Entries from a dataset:
########################################

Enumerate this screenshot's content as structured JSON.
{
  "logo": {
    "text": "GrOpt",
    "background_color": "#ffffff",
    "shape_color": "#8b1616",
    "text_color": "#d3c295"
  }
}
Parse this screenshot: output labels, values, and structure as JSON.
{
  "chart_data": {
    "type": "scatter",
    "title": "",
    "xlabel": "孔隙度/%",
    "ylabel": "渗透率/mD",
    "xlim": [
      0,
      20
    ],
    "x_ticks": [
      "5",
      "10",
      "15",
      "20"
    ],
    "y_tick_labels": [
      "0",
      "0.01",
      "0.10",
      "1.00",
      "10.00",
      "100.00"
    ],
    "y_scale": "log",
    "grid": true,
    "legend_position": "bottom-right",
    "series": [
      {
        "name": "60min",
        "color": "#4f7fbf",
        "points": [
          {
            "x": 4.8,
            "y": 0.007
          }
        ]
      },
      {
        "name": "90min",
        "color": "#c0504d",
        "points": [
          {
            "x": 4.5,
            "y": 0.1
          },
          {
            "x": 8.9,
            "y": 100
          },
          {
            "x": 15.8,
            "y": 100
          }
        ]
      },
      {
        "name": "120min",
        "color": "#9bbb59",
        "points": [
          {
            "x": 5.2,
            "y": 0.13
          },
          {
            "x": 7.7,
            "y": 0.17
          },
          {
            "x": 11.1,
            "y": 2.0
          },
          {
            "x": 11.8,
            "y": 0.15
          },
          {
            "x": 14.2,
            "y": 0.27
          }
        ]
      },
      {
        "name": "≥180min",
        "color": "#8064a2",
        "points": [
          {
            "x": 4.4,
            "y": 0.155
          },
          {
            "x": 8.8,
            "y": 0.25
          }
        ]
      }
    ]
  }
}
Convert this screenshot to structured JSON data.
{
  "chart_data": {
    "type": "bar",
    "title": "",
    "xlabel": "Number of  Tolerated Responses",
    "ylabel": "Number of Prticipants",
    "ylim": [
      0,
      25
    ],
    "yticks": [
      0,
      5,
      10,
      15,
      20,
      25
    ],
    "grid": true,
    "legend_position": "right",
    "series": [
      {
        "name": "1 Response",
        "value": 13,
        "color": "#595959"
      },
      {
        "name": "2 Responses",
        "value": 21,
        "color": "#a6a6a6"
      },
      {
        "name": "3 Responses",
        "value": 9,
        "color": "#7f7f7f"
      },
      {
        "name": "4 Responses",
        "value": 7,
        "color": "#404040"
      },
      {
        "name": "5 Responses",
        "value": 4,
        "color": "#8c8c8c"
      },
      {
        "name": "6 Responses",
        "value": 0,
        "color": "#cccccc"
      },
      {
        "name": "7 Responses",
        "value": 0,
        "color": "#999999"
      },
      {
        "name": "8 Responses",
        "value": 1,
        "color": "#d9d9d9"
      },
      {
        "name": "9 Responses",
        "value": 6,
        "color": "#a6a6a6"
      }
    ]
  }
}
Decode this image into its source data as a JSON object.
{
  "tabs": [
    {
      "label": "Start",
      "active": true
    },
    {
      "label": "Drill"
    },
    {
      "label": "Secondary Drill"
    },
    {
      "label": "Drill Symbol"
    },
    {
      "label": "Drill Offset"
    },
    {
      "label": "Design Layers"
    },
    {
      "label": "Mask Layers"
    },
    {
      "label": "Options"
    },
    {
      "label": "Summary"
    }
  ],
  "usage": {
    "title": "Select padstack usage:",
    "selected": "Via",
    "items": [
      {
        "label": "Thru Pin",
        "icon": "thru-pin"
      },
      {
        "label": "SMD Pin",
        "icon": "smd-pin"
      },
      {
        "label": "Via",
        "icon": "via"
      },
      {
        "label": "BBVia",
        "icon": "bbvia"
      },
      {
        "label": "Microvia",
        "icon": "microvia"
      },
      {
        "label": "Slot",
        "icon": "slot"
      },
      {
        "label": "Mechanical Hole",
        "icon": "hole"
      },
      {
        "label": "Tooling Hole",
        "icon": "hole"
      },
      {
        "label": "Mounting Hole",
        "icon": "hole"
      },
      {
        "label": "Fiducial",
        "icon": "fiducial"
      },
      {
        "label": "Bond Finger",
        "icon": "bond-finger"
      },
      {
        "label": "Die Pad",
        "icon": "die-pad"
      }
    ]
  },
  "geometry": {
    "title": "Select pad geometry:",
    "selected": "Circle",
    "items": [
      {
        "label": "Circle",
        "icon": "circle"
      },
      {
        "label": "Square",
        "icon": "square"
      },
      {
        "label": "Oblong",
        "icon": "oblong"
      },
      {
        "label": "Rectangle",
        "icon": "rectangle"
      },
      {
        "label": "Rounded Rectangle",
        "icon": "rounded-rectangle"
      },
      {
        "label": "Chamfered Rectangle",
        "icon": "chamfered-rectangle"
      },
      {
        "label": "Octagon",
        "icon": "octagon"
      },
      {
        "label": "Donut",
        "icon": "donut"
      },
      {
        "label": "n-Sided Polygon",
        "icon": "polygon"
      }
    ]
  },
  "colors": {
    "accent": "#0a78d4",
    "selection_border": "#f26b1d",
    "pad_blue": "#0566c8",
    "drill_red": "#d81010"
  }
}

########################################

*TO DO:* Quote all the records. Keep every word exact.

*WRITTEN REPLY:*
Enumerate this screenshot's content as structured JSON.
{
  "logo": {
    "text": "GrOpt",
    "background_color": "#ffffff",
    "shape_color": "#8b1616",
    "text_color": "#d3c295"
  }
}
Parse this screenshot: output labels, values, and structure as JSON.
{
  "chart_data": {
    "type": "scatter",
    "title": "",
    "xlabel": "孔隙度/%",
    "ylabel": "渗透率/mD",
    "xlim": [
      0,
      20
    ],
    "x_ticks": [
      "5",
      "10",
      "15",
      "20"
    ],
    "y_tick_labels": [
      "0",
      "0.01",
      "0.10",
      "1.00",
      "10.00",
      "100.00"
    ],
    "y_scale": "log",
    "grid": true,
    "legend_position": "bottom-right",
    "series": [
      {
        "name": "60min",
        "color": "#4f7fbf",
        "points": [
          {
            "x": 4.8,
            "y": 0.007
          }
        ]
      },
      {
        "name": "90min",
        "color": "#c0504d",
        "points": [
          {
            "x": 4.5,
            "y": 0.1
          },
          {
            "x": 8.9,
            "y": 100
          },
          {
            "x": 15.8,
            "y": 100
          }
        ]
      },
      {
        "name": "120min",
        "color": "#9bbb59",
        "points": [
          {
            "x": 5.2,
            "y": 0.13
          },
          {
            "x": 7.7,
            "y": 0.17
          },
          {
            "x": 11.1,
            "y": 2.0
          },
          {
            "x": 11.8,
            "y": 0.15
          },
          {
            "x": 14.2,
            "y": 0.27
          }
        ]
      },
      {
        "name": "≥180min",
        "color": "#8064a2",
        "points": [
          {
            "x": 4.4,
            "y": 0.155
          },
          {
            "x": 8.8,
            "y": 0.25
          }
        ]
      }
    ]
  }
}
Convert this screenshot to structured JSON data.
{
  "chart_data": {
    "type": "bar",
    "title": "",
    "xlabel": "Number of  Tolerated Responses",
    "ylabel": "Number of Prticipants",
    "ylim": [
      0,
      25
    ],
    "yticks": [
      0,
      5,
      10,
      15,
      20,
      25
    ],
    "grid": true,
    "legend_position": "right",
    "series": [
      {
        "name": "1 Response",
        "value": 13,
        "color": "#595959"
      },
      {
        "name": "2 Responses",
        "value": 21,
        "color": "#a6a6a6"
      },
      {
        "name": "3 Responses",
        "value": 9,
        "color": "#7f7f7f"
      },
      {
        "name": "4 Responses",
        "value": 7,
        "color": "#404040"
      },
      {
        "name": "5 Responses",
        "value": 4,
        "color": "#8c8c8c"
      },
      {
        "name": "6 Responses",
        "value": 0,
        "color": "#cccccc"
      },
      {
        "name": "7 Responses",
        "value": 0,
        "color": "#999999"
      },
      {
        "name": "8 Responses",
        "value": 1,
        "color": "#d9d9d9"
      },
      {
        "name": "9 Responses",
        "value": 6,
        "color": "#a6a6a6"
      }
    ]
  }
}
Decode this image into its source data as a JSON object.
{
  "tabs": [
    {
      "label": "Start",
      "active": true
    },
    {
      "label": "Drill"
    },
    {
      "label": "Secondary Drill"
    },
    {
      "label": "Drill Symbol"
    },
    {
      "label": "Drill Offset"
    },
    {
      "label": "Design Layers"
    },
    {
      "label": "Mask Layers"
    },
    {
      "label": "Options"
    },
    {
      "label": "Summary"
    }
  ],
  "usage": {
    "title": "Select padstack usage:",
    "selected": "Via",
    "items": [
      {
        "label": "Thru Pin",
        "icon": "thru-pin"
      },
      {
        "label": "SMD Pin",
        "icon": "smd-pin"
      },
      {
        "label": "Via",
        "icon": "via"
      },
      {
        "label": "BBVia",
        "icon": "bbvia"
      },
      {
        "label": "Microvia",
        "icon": "microvia"
      },
      {
        "label": "Slot",
        "icon": "slot"
      },
      {
        "label": "Mechanical Hole",
        "icon": "hole"
      },
      {
        "label": "Tooling Hole",
        "icon": "hole"
      },
      {
        "label": "Mounting Hole",
        "icon": "hole"
      },
      {
        "label": "Fiducial",
        "icon": "fiducial"
      },
      {
        "label": "Bond Finger",
        "icon": "bond-finger"
      },
      {
        "label": "Die Pad",
        "icon": "die-pad"
      }
    ]
  },
  "geometry": {
    "title": "Select pad geometry:",
    "selected": "Circle",
    "items": [
      {
        "label": "Circle",
        "icon": "circle"
      },
      {
        "label": "Square",
        "icon": "square"
      },
      {
        "label": "Oblong",
        "icon": "oblong"
      },
      {
        "label": "Rectangle",
        "icon": "rectangle"
      },
      {
        "label": "Rounded Rectangle",
        "icon": "rounded-rectangle"
      },
      {
        "label": "Chamfered Rectangle",
        "icon": "chamfered-rectangle"
      },
      {
        "label": "Octagon",
        "icon": "octagon"
      },
      {
        "label": "Donut",
        "icon": "donut"
      },
      {
        "label": "n-Sided Polygon",
        "icon": "polygon"
      }
    ]
  },
  "colors": {
    "accent": "#0a78d4",
    "selection_border": "#f26b1d",
    "pad_blue": "#0566c8",
    "drill_red": "#d81010"
  }
}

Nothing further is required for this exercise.